GOAL OF THE EXERCISE
Where the data below has the string "veya", return the whole line.

Entries taken from a collection
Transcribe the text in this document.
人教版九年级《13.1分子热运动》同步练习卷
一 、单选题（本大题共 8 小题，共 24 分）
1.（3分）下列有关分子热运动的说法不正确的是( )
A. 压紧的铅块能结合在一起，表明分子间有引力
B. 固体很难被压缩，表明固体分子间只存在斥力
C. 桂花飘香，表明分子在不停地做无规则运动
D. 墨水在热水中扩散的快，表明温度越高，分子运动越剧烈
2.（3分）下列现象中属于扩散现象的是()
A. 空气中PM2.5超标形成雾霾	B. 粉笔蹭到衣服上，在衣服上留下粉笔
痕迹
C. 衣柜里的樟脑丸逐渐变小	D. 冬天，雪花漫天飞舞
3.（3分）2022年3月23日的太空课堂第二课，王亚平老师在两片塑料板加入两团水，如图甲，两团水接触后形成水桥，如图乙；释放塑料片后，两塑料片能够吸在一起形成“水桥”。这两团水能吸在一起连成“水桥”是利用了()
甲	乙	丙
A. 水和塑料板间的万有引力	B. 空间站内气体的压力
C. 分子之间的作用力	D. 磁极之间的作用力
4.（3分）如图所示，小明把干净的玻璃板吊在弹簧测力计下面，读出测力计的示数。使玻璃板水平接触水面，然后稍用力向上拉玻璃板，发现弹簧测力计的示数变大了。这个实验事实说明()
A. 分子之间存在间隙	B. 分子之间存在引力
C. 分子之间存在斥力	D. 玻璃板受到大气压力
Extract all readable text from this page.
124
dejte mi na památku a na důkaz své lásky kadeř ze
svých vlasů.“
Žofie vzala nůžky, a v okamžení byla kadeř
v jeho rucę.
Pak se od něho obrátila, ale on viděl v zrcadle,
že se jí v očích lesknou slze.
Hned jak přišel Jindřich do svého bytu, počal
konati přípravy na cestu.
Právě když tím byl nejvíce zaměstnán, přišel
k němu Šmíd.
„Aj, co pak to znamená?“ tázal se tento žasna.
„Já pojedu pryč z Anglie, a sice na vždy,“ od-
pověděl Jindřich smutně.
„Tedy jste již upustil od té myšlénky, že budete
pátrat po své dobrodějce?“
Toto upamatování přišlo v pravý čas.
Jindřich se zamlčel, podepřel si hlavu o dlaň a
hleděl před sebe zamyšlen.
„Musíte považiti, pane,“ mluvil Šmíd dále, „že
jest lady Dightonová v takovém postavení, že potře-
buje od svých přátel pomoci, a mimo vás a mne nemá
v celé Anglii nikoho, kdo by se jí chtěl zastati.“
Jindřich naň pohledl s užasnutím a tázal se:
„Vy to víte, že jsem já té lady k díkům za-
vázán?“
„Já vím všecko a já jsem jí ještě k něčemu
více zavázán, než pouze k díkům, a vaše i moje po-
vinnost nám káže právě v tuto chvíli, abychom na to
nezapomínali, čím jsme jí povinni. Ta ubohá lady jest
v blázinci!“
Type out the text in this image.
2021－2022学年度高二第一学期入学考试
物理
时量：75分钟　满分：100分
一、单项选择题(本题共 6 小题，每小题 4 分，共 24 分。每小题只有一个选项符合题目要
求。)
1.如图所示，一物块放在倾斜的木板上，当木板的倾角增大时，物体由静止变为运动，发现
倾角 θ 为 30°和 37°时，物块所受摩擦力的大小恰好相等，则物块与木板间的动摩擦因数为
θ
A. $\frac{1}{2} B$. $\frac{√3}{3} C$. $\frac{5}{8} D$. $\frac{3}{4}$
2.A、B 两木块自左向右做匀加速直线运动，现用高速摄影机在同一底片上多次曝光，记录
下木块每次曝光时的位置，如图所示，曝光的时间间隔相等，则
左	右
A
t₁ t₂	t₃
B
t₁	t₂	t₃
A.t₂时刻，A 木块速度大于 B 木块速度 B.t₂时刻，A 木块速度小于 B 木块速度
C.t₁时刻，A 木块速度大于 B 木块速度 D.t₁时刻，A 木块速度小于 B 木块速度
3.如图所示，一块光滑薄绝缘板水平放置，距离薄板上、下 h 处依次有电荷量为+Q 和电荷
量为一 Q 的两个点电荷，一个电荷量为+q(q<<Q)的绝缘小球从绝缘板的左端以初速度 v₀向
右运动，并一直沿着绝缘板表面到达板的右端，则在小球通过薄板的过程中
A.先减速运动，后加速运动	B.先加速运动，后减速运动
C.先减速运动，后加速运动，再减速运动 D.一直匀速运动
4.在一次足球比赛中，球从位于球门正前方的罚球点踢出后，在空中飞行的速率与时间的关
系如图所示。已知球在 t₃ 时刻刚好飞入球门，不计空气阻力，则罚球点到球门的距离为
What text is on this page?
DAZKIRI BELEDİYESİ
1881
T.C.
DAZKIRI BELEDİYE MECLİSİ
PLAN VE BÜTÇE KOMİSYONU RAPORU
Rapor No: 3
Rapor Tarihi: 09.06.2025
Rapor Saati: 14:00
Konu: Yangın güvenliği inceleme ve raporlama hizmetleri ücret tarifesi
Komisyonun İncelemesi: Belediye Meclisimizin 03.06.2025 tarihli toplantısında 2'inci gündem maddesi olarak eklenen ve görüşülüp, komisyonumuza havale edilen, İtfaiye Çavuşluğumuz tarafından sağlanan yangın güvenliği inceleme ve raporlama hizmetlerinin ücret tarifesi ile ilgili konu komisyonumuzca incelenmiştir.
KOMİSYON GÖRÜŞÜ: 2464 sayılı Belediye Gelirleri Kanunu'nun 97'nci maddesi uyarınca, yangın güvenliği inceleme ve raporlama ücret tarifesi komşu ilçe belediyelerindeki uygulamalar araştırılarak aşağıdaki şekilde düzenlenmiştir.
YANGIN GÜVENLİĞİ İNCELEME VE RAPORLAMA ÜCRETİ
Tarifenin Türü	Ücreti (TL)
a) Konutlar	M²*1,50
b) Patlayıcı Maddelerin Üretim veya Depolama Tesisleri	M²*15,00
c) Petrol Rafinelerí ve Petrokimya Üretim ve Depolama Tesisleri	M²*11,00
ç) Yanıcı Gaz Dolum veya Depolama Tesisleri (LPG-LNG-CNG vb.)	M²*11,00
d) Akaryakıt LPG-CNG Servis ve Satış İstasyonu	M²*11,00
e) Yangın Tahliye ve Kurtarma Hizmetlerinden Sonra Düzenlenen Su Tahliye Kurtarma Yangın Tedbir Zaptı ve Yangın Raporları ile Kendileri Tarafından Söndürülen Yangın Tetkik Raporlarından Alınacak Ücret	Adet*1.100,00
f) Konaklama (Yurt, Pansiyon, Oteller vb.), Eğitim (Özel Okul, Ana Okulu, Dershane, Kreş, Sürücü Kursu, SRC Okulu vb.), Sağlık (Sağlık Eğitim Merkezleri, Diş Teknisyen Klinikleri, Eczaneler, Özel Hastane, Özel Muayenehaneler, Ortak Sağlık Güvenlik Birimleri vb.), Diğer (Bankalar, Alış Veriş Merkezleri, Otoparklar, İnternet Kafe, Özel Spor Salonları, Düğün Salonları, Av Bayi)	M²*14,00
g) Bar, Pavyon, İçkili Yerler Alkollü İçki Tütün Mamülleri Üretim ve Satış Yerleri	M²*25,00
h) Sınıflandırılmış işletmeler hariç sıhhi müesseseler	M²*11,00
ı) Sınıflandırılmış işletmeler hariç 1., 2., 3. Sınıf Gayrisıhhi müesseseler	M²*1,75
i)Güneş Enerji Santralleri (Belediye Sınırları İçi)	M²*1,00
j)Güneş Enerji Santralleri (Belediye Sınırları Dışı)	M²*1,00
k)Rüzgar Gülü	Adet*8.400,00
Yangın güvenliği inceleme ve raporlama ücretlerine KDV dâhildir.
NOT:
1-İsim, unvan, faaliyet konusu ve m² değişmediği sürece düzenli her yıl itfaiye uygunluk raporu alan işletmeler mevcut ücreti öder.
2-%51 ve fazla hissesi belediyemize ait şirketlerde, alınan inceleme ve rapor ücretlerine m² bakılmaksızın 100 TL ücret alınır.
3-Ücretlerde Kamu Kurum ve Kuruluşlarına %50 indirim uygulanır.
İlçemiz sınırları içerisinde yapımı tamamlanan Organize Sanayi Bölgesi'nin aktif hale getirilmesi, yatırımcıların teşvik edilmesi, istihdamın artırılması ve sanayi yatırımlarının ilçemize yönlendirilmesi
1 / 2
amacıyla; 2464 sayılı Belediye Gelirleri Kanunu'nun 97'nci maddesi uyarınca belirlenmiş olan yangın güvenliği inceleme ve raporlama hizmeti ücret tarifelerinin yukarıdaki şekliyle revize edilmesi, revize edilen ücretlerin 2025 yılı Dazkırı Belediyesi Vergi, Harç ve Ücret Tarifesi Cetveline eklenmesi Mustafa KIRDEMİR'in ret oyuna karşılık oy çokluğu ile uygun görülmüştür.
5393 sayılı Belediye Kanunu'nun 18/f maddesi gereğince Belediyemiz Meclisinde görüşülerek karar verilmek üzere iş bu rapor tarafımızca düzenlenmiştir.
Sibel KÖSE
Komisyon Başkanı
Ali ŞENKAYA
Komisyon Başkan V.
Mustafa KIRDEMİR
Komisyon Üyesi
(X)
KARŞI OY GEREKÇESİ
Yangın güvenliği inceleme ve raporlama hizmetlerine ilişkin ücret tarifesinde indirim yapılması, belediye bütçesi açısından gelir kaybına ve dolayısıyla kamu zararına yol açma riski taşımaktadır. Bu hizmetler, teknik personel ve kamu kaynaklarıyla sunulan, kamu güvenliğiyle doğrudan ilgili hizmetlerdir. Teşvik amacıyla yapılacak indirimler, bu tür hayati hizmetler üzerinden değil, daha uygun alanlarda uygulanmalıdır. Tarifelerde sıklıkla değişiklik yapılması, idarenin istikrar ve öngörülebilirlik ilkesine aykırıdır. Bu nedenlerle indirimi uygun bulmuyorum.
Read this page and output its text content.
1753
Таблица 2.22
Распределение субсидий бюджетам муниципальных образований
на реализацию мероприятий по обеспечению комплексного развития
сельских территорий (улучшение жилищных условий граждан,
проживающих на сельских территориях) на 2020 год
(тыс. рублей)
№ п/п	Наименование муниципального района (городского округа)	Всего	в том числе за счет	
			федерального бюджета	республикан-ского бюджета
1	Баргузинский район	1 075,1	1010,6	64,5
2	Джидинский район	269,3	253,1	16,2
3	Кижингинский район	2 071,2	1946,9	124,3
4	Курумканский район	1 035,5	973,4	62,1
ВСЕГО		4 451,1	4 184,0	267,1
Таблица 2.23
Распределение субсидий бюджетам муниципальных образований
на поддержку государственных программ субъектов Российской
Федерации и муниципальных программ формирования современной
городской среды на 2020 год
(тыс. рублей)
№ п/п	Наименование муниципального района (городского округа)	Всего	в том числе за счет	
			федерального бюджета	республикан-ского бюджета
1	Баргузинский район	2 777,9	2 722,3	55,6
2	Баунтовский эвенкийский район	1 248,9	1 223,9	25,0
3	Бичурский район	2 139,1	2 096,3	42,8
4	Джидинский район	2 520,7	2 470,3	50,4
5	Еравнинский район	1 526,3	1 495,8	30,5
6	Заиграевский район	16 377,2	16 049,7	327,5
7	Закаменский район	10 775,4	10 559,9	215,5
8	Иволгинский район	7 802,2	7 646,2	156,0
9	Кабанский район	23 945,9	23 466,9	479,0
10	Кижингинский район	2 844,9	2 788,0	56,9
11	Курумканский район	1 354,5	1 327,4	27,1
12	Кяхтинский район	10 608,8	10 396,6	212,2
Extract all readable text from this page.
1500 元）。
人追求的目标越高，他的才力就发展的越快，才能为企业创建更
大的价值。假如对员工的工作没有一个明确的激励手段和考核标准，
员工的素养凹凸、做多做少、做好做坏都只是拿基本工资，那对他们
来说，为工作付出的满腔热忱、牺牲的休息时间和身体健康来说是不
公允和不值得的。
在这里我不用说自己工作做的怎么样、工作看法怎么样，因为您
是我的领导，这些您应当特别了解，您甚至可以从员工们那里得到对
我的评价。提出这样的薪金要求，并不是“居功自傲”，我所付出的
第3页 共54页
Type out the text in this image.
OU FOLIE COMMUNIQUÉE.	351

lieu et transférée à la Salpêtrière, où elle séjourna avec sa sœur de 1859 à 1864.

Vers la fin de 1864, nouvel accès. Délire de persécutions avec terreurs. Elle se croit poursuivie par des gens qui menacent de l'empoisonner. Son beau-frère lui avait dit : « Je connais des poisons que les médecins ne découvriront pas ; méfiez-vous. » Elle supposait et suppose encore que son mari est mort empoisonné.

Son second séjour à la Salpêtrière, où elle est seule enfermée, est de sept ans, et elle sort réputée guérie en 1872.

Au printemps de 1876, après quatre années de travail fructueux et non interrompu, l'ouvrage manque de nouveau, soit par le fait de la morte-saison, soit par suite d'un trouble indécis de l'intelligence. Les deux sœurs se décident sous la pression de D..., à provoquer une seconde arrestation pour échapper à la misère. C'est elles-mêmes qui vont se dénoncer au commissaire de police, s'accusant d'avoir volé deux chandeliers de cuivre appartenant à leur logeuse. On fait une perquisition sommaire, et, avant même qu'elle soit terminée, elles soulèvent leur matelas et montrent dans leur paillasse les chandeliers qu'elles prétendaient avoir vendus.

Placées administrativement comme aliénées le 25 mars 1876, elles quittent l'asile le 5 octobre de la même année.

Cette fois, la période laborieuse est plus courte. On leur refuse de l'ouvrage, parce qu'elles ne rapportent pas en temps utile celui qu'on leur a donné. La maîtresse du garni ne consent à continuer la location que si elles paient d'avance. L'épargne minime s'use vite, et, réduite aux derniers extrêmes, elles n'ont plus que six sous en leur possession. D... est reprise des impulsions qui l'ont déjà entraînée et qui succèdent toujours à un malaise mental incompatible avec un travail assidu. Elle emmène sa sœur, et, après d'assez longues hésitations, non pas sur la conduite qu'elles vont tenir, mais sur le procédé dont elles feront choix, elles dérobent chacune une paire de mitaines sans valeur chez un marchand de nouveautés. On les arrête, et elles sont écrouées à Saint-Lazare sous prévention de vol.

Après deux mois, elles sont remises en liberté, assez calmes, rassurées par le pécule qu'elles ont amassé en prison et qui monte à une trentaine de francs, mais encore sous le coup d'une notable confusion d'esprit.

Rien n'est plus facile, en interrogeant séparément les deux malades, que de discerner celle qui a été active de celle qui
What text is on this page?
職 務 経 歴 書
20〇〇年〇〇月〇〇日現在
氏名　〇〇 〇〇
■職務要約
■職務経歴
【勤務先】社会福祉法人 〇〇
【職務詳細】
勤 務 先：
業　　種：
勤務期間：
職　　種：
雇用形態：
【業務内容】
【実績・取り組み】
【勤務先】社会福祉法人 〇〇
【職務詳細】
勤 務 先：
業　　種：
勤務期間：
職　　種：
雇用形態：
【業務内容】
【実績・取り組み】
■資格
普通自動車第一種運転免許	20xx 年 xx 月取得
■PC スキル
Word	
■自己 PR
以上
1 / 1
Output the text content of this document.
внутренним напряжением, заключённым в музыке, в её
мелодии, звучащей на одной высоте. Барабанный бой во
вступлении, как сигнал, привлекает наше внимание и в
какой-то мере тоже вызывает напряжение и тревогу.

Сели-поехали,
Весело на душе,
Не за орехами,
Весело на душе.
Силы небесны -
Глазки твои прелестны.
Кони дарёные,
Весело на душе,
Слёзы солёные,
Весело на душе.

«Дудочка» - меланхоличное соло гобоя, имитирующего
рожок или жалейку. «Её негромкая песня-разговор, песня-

EXPECTED ANSWER
b) Patlayıcı Maddelerin Üretim veya Depolama Tesisleri	M²*15,00
ç) Yanıcı Gaz Dolum veya Depolama Tesisleri (LPG-LNG-CNG vb.)	M²*11,00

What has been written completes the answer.